Start Supplied material
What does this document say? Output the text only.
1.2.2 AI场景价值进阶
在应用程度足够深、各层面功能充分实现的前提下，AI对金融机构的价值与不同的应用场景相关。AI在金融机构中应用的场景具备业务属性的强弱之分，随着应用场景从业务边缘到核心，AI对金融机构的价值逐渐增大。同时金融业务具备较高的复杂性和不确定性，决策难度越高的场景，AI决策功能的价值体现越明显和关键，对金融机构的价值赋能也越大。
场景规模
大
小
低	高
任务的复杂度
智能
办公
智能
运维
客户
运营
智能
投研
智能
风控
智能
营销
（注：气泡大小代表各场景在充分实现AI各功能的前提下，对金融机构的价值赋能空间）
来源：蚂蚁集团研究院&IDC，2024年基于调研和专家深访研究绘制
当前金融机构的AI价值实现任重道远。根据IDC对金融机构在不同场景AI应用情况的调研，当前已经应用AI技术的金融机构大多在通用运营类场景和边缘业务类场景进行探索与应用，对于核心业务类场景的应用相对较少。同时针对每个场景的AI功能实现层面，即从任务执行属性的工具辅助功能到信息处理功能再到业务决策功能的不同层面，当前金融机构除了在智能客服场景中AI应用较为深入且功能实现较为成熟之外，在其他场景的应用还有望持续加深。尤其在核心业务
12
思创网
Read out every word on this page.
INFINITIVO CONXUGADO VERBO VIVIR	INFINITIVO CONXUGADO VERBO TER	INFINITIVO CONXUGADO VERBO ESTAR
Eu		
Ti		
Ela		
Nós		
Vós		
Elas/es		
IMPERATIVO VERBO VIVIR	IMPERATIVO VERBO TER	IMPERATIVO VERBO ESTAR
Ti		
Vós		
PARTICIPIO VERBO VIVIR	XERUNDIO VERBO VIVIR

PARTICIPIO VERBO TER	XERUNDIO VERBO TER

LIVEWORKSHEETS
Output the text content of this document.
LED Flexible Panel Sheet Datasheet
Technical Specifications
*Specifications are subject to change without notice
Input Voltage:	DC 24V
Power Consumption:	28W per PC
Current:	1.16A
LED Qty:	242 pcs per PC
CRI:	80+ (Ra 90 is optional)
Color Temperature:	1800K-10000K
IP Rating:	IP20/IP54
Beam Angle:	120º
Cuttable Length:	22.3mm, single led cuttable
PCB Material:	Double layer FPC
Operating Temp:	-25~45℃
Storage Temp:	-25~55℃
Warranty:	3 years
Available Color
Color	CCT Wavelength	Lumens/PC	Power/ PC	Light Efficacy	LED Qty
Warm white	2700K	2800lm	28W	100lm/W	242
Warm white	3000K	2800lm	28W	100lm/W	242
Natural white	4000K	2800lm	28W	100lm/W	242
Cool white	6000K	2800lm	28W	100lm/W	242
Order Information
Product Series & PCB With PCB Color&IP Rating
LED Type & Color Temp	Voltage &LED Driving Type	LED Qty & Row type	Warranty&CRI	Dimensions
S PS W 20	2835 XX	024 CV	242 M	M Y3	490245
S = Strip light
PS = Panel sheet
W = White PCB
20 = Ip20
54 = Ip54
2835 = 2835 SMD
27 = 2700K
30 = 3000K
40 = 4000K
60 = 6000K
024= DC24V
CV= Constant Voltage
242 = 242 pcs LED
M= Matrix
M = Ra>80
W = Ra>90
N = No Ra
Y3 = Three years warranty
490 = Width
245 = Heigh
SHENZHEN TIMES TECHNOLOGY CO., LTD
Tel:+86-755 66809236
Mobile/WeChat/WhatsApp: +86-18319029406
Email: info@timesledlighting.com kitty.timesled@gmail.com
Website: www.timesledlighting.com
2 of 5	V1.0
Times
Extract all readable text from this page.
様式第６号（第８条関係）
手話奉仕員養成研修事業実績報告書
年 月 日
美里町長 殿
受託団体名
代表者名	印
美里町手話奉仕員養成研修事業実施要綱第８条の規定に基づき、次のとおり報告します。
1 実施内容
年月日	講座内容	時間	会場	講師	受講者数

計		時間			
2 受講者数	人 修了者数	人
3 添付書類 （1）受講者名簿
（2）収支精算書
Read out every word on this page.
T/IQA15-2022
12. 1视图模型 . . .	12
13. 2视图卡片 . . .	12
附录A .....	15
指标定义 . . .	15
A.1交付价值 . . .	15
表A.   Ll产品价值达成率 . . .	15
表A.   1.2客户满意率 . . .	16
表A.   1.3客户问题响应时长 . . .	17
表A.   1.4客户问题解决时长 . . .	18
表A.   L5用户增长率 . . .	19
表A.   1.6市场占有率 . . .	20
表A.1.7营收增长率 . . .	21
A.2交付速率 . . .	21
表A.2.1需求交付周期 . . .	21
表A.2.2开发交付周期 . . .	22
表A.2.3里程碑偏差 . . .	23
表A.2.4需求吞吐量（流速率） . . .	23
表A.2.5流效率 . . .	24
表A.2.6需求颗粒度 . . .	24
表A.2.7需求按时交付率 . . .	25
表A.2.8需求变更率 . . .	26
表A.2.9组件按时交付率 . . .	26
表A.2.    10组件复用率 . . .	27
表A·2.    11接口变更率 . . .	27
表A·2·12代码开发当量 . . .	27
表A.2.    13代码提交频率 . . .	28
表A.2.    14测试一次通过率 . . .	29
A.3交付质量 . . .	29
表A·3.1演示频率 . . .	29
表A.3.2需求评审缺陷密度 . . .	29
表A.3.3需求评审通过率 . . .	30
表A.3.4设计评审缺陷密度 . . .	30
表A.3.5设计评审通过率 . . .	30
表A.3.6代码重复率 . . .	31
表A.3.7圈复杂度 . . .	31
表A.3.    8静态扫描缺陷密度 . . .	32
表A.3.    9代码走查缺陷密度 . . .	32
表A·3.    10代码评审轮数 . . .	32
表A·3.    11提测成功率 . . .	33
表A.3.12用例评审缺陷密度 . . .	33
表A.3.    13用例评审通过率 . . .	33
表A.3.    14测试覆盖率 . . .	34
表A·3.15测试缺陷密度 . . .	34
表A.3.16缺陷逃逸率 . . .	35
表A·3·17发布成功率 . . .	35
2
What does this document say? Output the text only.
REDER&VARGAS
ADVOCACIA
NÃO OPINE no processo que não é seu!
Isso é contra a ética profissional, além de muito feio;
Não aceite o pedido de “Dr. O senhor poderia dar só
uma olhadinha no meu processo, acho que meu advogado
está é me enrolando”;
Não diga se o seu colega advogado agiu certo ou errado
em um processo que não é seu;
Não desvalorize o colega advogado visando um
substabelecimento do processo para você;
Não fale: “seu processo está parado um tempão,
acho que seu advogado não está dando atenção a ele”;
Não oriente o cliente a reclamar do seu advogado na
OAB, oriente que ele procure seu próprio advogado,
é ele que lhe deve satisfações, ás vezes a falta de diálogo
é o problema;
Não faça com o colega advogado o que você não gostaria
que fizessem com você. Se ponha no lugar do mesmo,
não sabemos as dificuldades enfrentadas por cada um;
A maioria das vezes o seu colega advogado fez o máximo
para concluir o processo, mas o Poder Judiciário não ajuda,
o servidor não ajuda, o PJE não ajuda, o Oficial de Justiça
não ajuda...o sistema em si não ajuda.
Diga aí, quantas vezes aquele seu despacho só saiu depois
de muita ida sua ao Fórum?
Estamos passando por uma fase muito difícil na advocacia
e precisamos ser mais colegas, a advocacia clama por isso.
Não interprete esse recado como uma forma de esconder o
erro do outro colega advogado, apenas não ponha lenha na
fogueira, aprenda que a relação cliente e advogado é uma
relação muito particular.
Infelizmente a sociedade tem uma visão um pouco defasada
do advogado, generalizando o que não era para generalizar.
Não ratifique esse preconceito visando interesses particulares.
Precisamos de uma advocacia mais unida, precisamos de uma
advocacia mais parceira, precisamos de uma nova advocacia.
End Supplied material
#### To be done
From the entries above, copy every line that holds the word "VIVIR".

#### Answer to this exercise
INFINITIVO CONXUGADO VERBO VIVIR	INFINITIVO CONXUGADO VERBO TER	INFINITIVO CONXUGADO VERBO ESTAR
IMPERATIVO VERBO VIVIR	IMPERATIVO VERBO TER	IMPERATIVO VERBO ESTAR
PARTICIPIO VERBO VIVIR	XERUNDIO VERBO VIVIR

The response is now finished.